RECORDS PROVIDED:

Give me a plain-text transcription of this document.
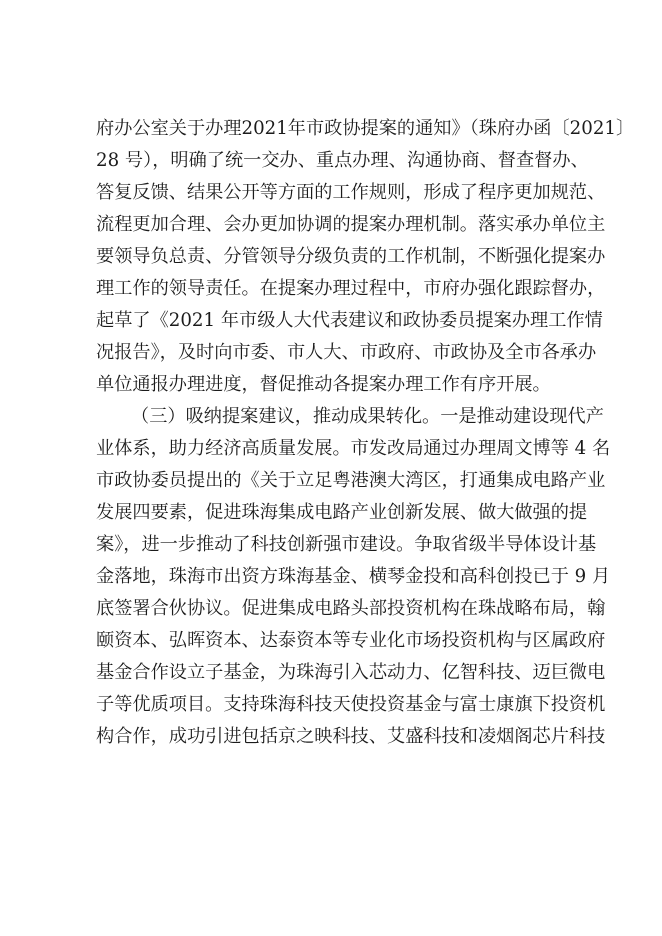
府办公室关于办理2021年市政协提案的通知》（珠府办函〔2021〕
28 号），明确了统一交办、重点办理、沟通协商、督查督办、
答复反馈、结果公开等方面的工作规则，形成了程序更加规范、
流程更加合理、会办更加协调的提案办理机制。落实承办单位主
要领导负总责、分管领导分级负责的工作机制，不断强化提案办
理工作的领导责任。在提案办理过程中，市府办强化跟踪督办，
起草了《2021 年市级人大代表建议和政协委员提案办理工作情
况报告》，及时向市委、市人大、市政府、市政协及全市各承办
单位通报办理进度，督促推动各提案办理工作有序开展。
（三）吸纳提案建议，推动成果转化。一是推动建设现代产
业体系，助力经济高质量发展。市发改局通过办理周文博等 4 名
市政协委员提出的《关于立足粤港澳大湾区，打通集成电路产业
发展四要素，促进珠海集成电路产业创新发展、做大做强的提
案》，进一步推动了科技创新强市建设。争取省级半导体设计基
金落地，珠海市出资方珠海基金、横琴金投和高科创投已于 9 月
底签署合伙协议。促进集成电路头部投资机构在珠战略布局，翰
颐资本、弘晖资本、达泰资本等专业化市场投资机构与区属政府
基金合作设立子基金，为珠海引入芯动力、亿智科技、迈巨微电
子等优质项目。支持珠海科技天使投资基金与富士康旗下投资机
构合作，成功引进包括京之映科技、艾盛科技和凌烟阁芯片科技
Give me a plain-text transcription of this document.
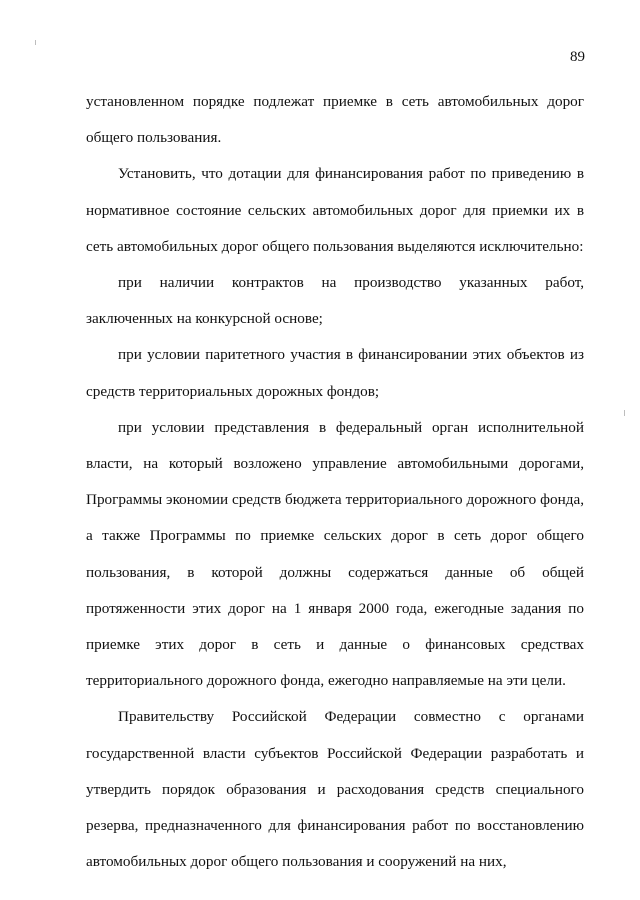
89

установленном порядке подлежат приемке в сеть автомобильных дорог общего пользования.

Установить, что дотации для финансирования работ по приведению в нормативное состояние сельских автомобильных дорог для приемки их в сеть автомобильных дорог общего пользования выделяются исключительно:

при наличии контрактов на производство указанных работ, заключенных на конкурсной основе;

при условии паритетного участия в финансировании этих объектов из средств территориальных дорожных фондов;

при условии представления в федеральный орган исполнительной власти, на который возложено управление автомобильными дорогами, Программы экономии средств бюджета территориального дорожного фонда, а также Программы по приемке сельских дорог в сеть дорог общего пользования, в которой должны содержаться данные об общей протяженности этих дорог на 1 января 2000 года, ежегодные задания по приемке этих дорог в сеть и данные о финансовых средствах территориального дорожного фонда, ежегодно направляемые на эти цели.

Правительству Российской Федерации совместно с органами государственной власти субъектов Российской Федерации разработать и утвердить порядок образования и расходования средств специального резерва, предназначенного для финансирования работ по восстановлению автомобильных дорог общего пользования и сооружений на них,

TASK TO CARRY OUT:
Write out all the entries word for word, but skip any images.

TASK ANSWER:
Give me a plain-text transcription of this document.
府办公室关于办理2021年市政协提案的通知》（珠府办函〔2021〕
28 号），明确了统一交办、重点办理、沟通协商、督查督办、
答复反馈、结果公开等方面的工作规则，形成了程序更加规范、
流程更加合理、会办更加协调的提案办理机制。落实承办单位主
要领导负总责、分管领导分级负责的工作机制，不断强化提案办
理工作的领导责任。在提案办理过程中，市府办强化跟踪督办，
起草了《2021 年市级人大代表建议和政协委员提案办理工作情
况报告》，及时向市委、市人大、市政府、市政协及全市各承办
单位通报办理进度，督促推动各提案办理工作有序开展。
（三）吸纳提案建议，推动成果转化。一是推动建设现代产
业体系，助力经济高质量发展。市发改局通过办理周文博等 4 名
市政协委员提出的《关于立足粤港澳大湾区，打通集成电路产业
发展四要素，促进珠海集成电路产业创新发展、做大做强的提
案》，进一步推动了科技创新强市建设。争取省级半导体设计基
金落地，珠海市出资方珠海基金、横琴金投和高科创投已于 9 月
底签署合伙协议。促进集成电路头部投资机构在珠战略布局，翰
颐资本、弘晖资本、达泰资本等专业化市场投资机构与区属政府
基金合作设立子基金，为珠海引入芯动力、亿智科技、迈巨微电
子等优质项目。支持珠海科技天使投资基金与富士康旗下投资机
构合作，成功引进包括京之映科技、艾盛科技和凌烟阁芯片科技
Give me a plain-text transcription of this document.
89

установленном порядке подлежат приемке в сеть автомобильных дорог общего пользования.

Установить, что дотации для финансирования работ по приведению в нормативное состояние сельских автомобильных дорог для приемки их в сеть автомобильных дорог общего пользования выделяются исключительно:

при наличии контрактов на производство указанных работ, заключенных на конкурсной основе;

при условии паритетного участия в финансировании этих объектов из средств территориальных дорожных фондов;

при условии представления в федеральный орган исполнительной власти, на который возложено управление автомобильными дорогами, Программы экономии средств бюджета территориального дорожного фонда, а также Программы по приемке сельских дорог в сеть дорог общего пользования, в которой должны содержаться данные об общей протяженности этих дорог на 1 января 2000 года, ежегодные задания по приемке этих дорог в сеть и данные о финансовых средствах территориального дорожного фонда, ежегодно направляемые на эти цели.

Правительству Российской Федерации совместно с органами государственной власти субъектов Российской Федерации разработать и утвердить порядок образования и расходования средств специального резерва, предназначенного для финансирования работ по восстановлению автомобильных дорог общего пользования и сооружений на них,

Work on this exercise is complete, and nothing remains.